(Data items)
○ ○ ○
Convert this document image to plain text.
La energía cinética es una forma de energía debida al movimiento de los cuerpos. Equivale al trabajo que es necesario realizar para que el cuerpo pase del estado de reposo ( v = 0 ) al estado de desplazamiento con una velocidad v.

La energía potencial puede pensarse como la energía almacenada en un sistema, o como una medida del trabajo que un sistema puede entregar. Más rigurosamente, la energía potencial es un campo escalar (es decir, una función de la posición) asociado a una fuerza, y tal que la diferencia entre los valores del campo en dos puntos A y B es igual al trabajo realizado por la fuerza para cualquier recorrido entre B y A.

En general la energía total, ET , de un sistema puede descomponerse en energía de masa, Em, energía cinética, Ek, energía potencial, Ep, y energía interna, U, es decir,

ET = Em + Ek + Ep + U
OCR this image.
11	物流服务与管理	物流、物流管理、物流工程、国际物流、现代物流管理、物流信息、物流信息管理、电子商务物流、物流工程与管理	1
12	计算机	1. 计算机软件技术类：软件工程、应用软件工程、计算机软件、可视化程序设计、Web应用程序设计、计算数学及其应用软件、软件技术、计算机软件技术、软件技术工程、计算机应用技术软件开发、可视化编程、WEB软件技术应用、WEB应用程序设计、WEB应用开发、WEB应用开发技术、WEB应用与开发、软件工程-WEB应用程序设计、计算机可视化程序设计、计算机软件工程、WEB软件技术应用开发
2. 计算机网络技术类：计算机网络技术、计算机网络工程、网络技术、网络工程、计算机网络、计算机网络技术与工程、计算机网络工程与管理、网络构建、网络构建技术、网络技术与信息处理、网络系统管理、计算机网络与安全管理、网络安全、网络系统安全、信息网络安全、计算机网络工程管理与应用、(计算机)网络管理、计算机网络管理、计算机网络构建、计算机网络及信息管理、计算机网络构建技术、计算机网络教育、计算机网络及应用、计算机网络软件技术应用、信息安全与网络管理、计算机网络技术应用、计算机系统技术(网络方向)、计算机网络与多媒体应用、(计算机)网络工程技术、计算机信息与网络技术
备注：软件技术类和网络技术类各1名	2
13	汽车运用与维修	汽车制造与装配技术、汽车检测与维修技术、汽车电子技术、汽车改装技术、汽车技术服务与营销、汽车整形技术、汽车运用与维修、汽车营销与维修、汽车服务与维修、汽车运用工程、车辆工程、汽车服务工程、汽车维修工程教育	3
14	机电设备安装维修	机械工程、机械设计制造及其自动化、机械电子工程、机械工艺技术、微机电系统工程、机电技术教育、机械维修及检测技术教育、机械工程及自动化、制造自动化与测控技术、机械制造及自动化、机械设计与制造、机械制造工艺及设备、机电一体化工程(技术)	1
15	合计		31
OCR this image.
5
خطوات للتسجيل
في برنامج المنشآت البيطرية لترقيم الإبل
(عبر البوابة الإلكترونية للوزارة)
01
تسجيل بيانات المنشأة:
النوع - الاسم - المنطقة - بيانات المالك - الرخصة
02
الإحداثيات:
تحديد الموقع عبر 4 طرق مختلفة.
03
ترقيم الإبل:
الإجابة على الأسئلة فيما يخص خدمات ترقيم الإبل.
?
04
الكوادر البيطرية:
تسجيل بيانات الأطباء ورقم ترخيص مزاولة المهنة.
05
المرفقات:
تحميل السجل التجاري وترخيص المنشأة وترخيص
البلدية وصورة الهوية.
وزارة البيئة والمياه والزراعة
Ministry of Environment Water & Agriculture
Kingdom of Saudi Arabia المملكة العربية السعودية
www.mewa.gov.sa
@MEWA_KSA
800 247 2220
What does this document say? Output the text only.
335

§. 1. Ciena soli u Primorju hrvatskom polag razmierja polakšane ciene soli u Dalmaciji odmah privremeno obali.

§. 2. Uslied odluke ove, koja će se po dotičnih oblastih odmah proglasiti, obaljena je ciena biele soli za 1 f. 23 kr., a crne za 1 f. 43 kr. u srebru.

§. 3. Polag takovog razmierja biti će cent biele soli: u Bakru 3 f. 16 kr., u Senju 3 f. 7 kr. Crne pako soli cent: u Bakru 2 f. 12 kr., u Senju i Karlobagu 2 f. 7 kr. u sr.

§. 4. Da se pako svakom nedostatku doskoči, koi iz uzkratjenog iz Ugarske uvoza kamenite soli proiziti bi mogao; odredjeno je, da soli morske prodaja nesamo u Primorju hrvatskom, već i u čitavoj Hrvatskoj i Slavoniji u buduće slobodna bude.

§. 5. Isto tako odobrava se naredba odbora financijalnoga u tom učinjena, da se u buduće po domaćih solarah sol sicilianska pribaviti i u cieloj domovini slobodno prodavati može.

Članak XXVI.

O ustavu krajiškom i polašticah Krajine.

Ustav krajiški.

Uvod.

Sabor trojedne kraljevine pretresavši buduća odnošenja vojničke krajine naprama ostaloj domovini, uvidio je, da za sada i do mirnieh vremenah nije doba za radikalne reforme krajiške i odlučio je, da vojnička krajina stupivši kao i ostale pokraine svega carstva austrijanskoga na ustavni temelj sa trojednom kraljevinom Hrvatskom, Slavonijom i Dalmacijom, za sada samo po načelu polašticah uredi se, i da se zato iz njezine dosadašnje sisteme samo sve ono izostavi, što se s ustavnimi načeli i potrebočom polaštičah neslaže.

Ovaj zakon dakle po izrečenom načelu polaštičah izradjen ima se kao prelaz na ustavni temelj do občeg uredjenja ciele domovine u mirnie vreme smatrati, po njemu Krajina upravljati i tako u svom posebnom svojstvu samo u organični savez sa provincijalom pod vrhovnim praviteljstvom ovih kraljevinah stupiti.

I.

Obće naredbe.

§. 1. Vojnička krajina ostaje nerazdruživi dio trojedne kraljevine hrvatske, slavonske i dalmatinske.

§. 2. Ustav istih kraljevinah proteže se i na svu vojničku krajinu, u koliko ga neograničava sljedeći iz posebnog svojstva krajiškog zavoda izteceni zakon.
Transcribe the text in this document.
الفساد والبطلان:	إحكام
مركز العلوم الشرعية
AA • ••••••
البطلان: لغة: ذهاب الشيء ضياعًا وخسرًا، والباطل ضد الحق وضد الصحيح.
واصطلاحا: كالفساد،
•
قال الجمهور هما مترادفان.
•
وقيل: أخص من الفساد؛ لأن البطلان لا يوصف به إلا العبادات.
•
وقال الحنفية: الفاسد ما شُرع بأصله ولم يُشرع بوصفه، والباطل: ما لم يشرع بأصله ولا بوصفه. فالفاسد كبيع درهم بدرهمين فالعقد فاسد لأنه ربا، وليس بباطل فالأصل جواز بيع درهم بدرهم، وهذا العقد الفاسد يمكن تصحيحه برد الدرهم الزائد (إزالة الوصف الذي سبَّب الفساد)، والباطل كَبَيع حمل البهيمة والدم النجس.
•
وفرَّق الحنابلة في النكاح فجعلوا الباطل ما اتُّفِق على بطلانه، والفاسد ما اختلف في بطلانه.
○ ○ ○
_Task to complete:_ Word for word, quote the lines from the line containing "Transcribe the text in this document." through the end of the material, both included, and nothing else.

_Output:_
Transcribe the text in this document.
الفساد والبطلان:	إحكام
مركز العلوم الشرعية
AA • ••••••
البطلان: لغة: ذهاب الشيء ضياعًا وخسرًا، والباطل ضد الحق وضد الصحيح.
واصطلاحا: كالفساد،
•
قال الجمهور هما مترادفان.
•
وقيل: أخص من الفساد؛ لأن البطلان لا يوصف به إلا العبادات.
•
وقال الحنفية: الفاسد ما شُرع بأصله ولم يُشرع بوصفه، والباطل: ما لم يشرع بأصله ولا بوصفه. فالفاسد كبيع درهم بدرهمين فالعقد فاسد لأنه ربا، وليس بباطل فالأصل جواز بيع درهم بدرهم، وهذا العقد الفاسد يمكن تصحيحه برد الدرهم الزائد (إزالة الوصف الذي سبَّب الفساد)، والباطل كَبَيع حمل البهيمة والدم النجس.
•
وفرَّق الحنابلة في النكاح فجعلوا الباطل ما اتُّفِق على بطلانه، والفاسد ما اختلف في بطلانه.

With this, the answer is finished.